[Task details]
Copy each of the entries below faithfully, setting aside any pictures.

______________________________

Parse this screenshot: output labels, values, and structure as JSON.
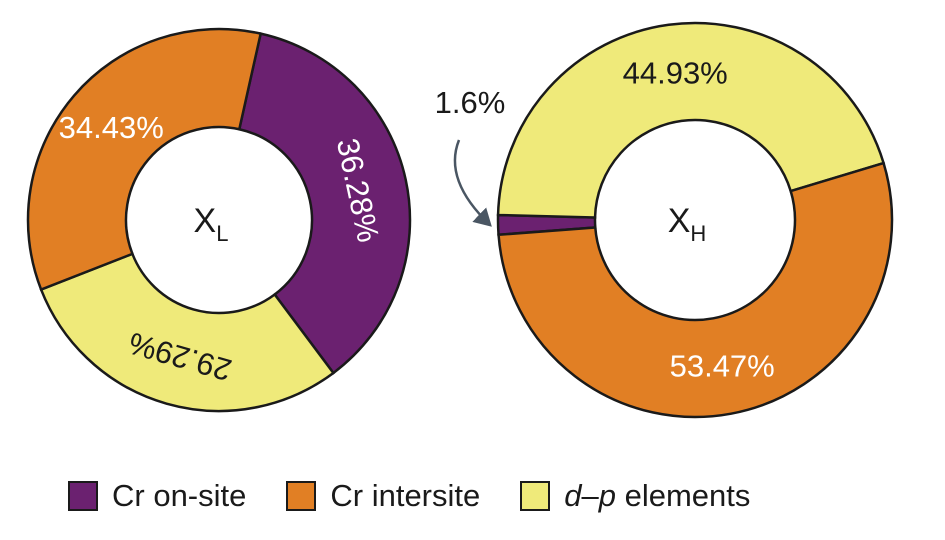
{
  "chart_data": {
    "type": "pie",
    "variant": "donut",
    "series_names": [
      "Cr on-site",
      "Cr intersite",
      "d–p elements"
    ],
    "colors": {
      "cr_onsite": "#6b2170",
      "cr_intersite": "#e17f24",
      "dp_elements": "#efea7a",
      "text_dark": "#1a1a1a",
      "text_light": "#ffffff",
      "arrow": "#4a5663"
    },
    "charts": [
      {
        "center_label": "X",
        "center_subscript": "L",
        "slices": [
          {
            "name": "Cr on-site",
            "key": "cr_onsite",
            "value": 36.28,
            "label": "36.28%"
          },
          {
            "name": "Cr intersite",
            "key": "cr_intersite",
            "value": 34.43,
            "label": "34.43%"
          },
          {
            "name": "d–p elements",
            "key": "dp_elements",
            "value": 29.29,
            "label": "29.29%"
          }
        ]
      },
      {
        "center_label": "X",
        "center_subscript": "H",
        "slices": [
          {
            "name": "Cr on-site",
            "key": "cr_onsite",
            "value": 1.6,
            "label": "1.6%"
          },
          {
            "name": "Cr intersite",
            "key": "cr_intersite",
            "value": 53.47,
            "label": "53.47%"
          },
          {
            "name": "d–p elements",
            "key": "dp_elements",
            "value": 44.93,
            "label": "44.93%"
          }
        ]
      }
    ],
    "legend": {
      "placement": "bottom",
      "items": [
        {
          "key": "cr_onsite",
          "label": "Cr on-site"
        },
        {
          "key": "cr_intersite",
          "label": "Cr intersite"
        },
        {
          "key": "dp_elements",
          "label_italic_1": "d",
          "label_dash": "–",
          "label_italic_2": "p",
          "label_rest": " elements"
        }
      ]
    }
  }
}
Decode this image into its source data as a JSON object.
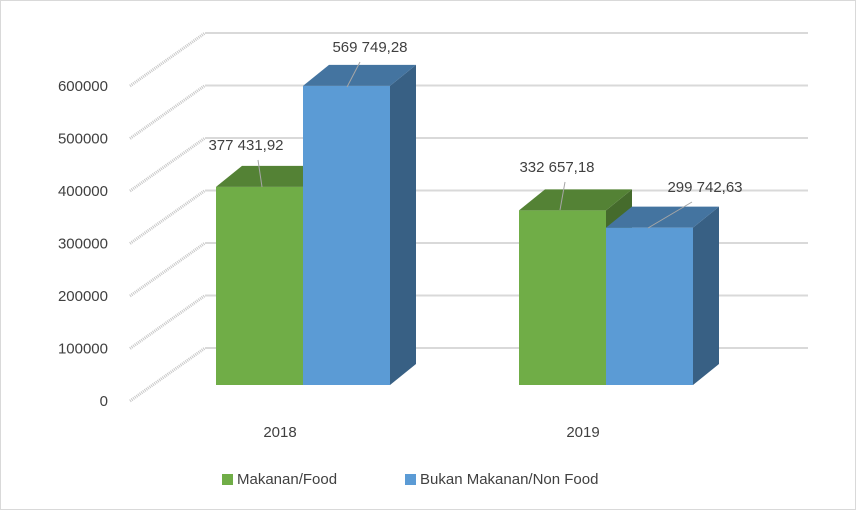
{
  "chart_data": {
    "type": "bar3d",
    "categories": [
      "2018",
      "2019"
    ],
    "series": [
      {
        "name": "Makanan/Food",
        "color": "#70ad47",
        "values": [
          377431.92,
          332657.18
        ],
        "value_labels": [
          "377 431,92",
          "332 657,18"
        ]
      },
      {
        "name": "Bukan Makanan/Non Food",
        "color": "#5b9bd5",
        "values": [
          569749.28,
          299742.63
        ],
        "value_labels": [
          "569 749,28",
          "299 742,63"
        ]
      }
    ],
    "ylim": [
      0,
      600000
    ],
    "yticks": [
      0,
      100000,
      200000,
      300000,
      400000,
      500000,
      600000
    ],
    "grid": true,
    "legend": "bottom"
  }
}
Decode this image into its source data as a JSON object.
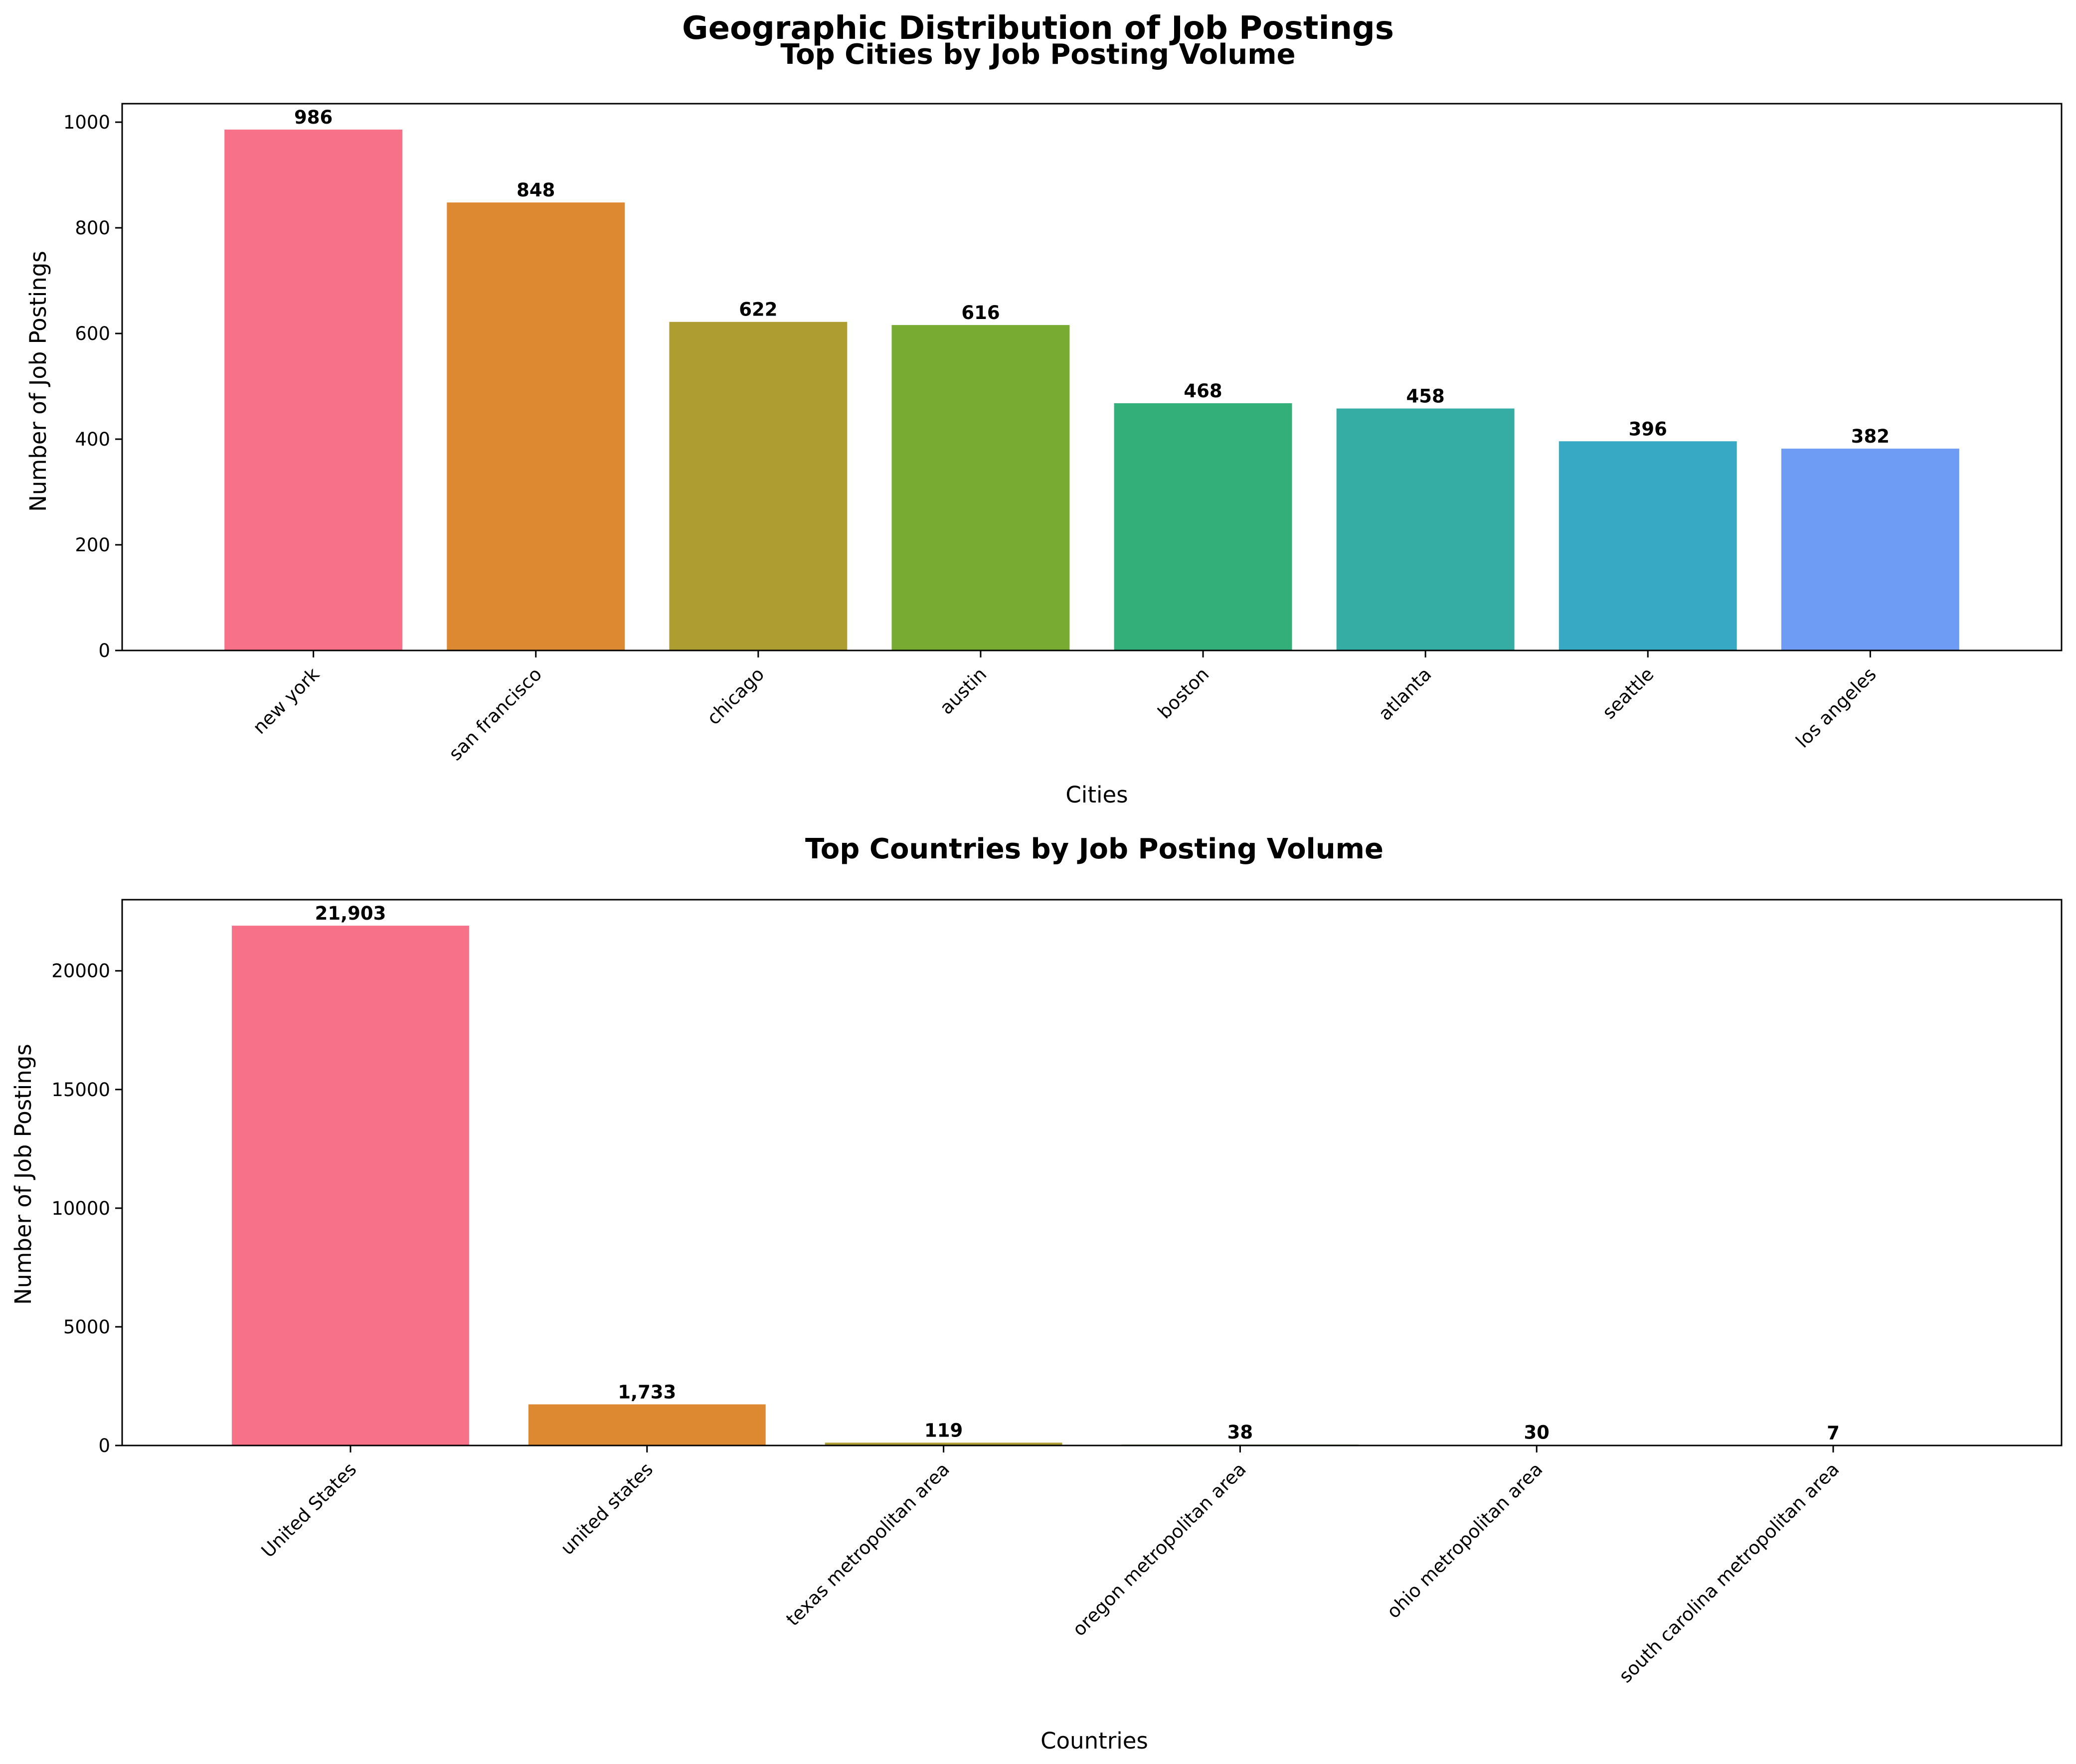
{
  "figure": {
    "suptitle": "Geographic Distribution of Job Postings"
  },
  "chart_data": [
    {
      "type": "bar",
      "title": "Top Cities by Job Posting Volume",
      "xlabel": "Cities",
      "ylabel": "Number of Job Postings",
      "categories": [
        "new york",
        "san francisco",
        "chicago",
        "austin",
        "boston",
        "atlanta",
        "seattle",
        "los angeles"
      ],
      "values": [
        986,
        848,
        622,
        616,
        468,
        458,
        396,
        382
      ],
      "value_labels": [
        "986",
        "848",
        "622",
        "616",
        "468",
        "458",
        "396",
        "382"
      ],
      "yticks": [
        0,
        200,
        400,
        600,
        800,
        1000
      ],
      "ylim": [
        0,
        1035
      ],
      "grid": false,
      "colors": [
        "#f77189",
        "#dc8932",
        "#ae9d31",
        "#77ab31",
        "#33b07a",
        "#36ada4",
        "#38a9c5",
        "#6e9bf4"
      ]
    },
    {
      "type": "bar",
      "title": "Top Countries by Job Posting Volume",
      "xlabel": "Countries",
      "ylabel": "Number of Job Postings",
      "categories": [
        "United States",
        "united states",
        "texas metropolitan area",
        "oregon metropolitan area",
        "ohio metropolitan area",
        "south carolina metropolitan area"
      ],
      "values": [
        21903,
        1733,
        119,
        38,
        30,
        7
      ],
      "value_labels": [
        "21,903",
        "1,733",
        "119",
        "38",
        "30",
        "7"
      ],
      "yticks": [
        0,
        5000,
        10000,
        15000,
        20000
      ],
      "ylim": [
        0,
        22998
      ],
      "grid": false,
      "colors": [
        "#f77189",
        "#dc8932",
        "#ae9d31",
        "#77ab31",
        "#33b07a",
        "#36ada4"
      ]
    }
  ]
}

______________________________

[Expected answer]
Parse this screenshot: output labels, values, and structure as JSON.
{
  "chart_data": {
    "type": "pie",
    "variant": "donut",
    "series_names": [
      "Cr on-site",
      "Cr intersite",
      "d–p elements"
    ],
    "colors": {
      "cr_onsite": "#6b2170",
      "cr_intersite": "#e17f24",
      "dp_elements": "#efea7a",
      "text_dark": "#1a1a1a",
      "text_light": "#ffffff",
      "arrow": "#4a5663"
    },
    "charts": [
      {
        "center_label": "X",
        "center_subscript": "L",
        "slices": [
          {
            "name": "Cr on-site",
            "key": "cr_onsite",
            "value": 36.28,
            "label": "36.28%"
          },
          {
            "name": "Cr intersite",
            "key": "cr_intersite",
            "value": 34.43,
            "label": "34.43%"
          },
          {
            "name": "d–p elements",
            "key": "dp_elements",
            "value": 29.29,
            "label": "29.29%"
          }
        ]
      },
      {
        "center_label": "X",
        "center_subscript": "H",
        "slices": [
          {
            "name": "Cr on-site",
            "key": "cr_onsite",
            "value": 1.6,
            "label": "1.6%"
          },
          {
            "name": "Cr intersite",
            "key": "cr_intersite",
            "value": 53.47,
            "label": "53.47%"
          },
          {
            "name": "d–p elements",
            "key": "dp_elements",
            "value": 44.93,
            "label": "44.93%"
          }
        ]
      }
    ],
    "legend": {
      "placement": "bottom",
      "items": [
        {
          "key": "cr_onsite",
          "label": "Cr on-site"
        },
        {
          "key": "cr_intersite",
          "label": "Cr intersite"
        },
        {
          "key": "dp_elements",
          "label_italic_1": "d",
          "label_dash": "–",
          "label_italic_2": "p",
          "label_rest": " elements"
        }
      ]
    }
  }
}
Decode this image into its source data as a JSON object.
{
  "chart_data": {
    "type": "bar3d",
    "categories": [
      "2018",
      "2019"
    ],
    "series": [
      {
        "name": "Makanan/Food",
        "color": "#70ad47",
        "values": [
          377431.92,
          332657.18
        ],
        "value_labels": [
          "377 431,92",
          "332 657,18"
        ]
      },
      {
        "name": "Bukan Makanan/Non Food",
        "color": "#5b9bd5",
        "values": [
          569749.28,
          299742.63
        ],
        "value_labels": [
          "569 749,28",
          "299 742,63"
        ]
      }
    ],
    "ylim": [
      0,
      600000
    ],
    "yticks": [
      0,
      100000,
      200000,
      300000,
      400000,
      500000,
      600000
    ],
    "grid": true,
    "legend": "bottom"
  }
}
Decode this image into its source data as a JSON object.
{
  "figure": {
    "suptitle": "Geographic Distribution of Job Postings"
  },
  "chart_data": [
    {
      "type": "bar",
      "title": "Top Cities by Job Posting Volume",
      "xlabel": "Cities",
      "ylabel": "Number of Job Postings",
      "categories": [
        "new york",
        "san francisco",
        "chicago",
        "austin",
        "boston",
        "atlanta",
        "seattle",
        "los angeles"
      ],
      "values": [
        986,
        848,
        622,
        616,
        468,
        458,
        396,
        382
      ],
      "value_labels": [
        "986",
        "848",
        "622",
        "616",
        "468",
        "458",
        "396",
        "382"
      ],
      "yticks": [
        0,
        200,
        400,
        600,
        800,
        1000
      ],
      "ylim": [
        0,
        1035
      ],
      "grid": false,
      "colors": [
        "#f77189",
        "#dc8932",
        "#ae9d31",
        "#77ab31",
        "#33b07a",
        "#36ada4",
        "#38a9c5",
        "#6e9bf4"
      ]
    },
    {
      "type": "bar",
      "title": "Top Countries by Job Posting Volume",
      "xlabel": "Countries",
      "ylabel": "Number of Job Postings",
      "categories": [
        "United States",
        "united states",
        "texas metropolitan area",
        "oregon metropolitan area",
        "ohio metropolitan area",
        "south carolina metropolitan area"
      ],
      "values": [
        21903,
        1733,
        119,
        38,
        30,
        7
      ],
      "value_labels": [
        "21,903",
        "1,733",
        "119",
        "38",
        "30",
        "7"
      ],
      "yticks": [
        0,
        5000,
        10000,
        15000,
        20000
      ],
      "ylim": [
        0,
        22998
      ],
      "grid": false,
      "colors": [
        "#f77189",
        "#dc8932",
        "#ae9d31",
        "#77ab31",
        "#33b07a",
        "#36ada4"
      ]
    }
  ]
}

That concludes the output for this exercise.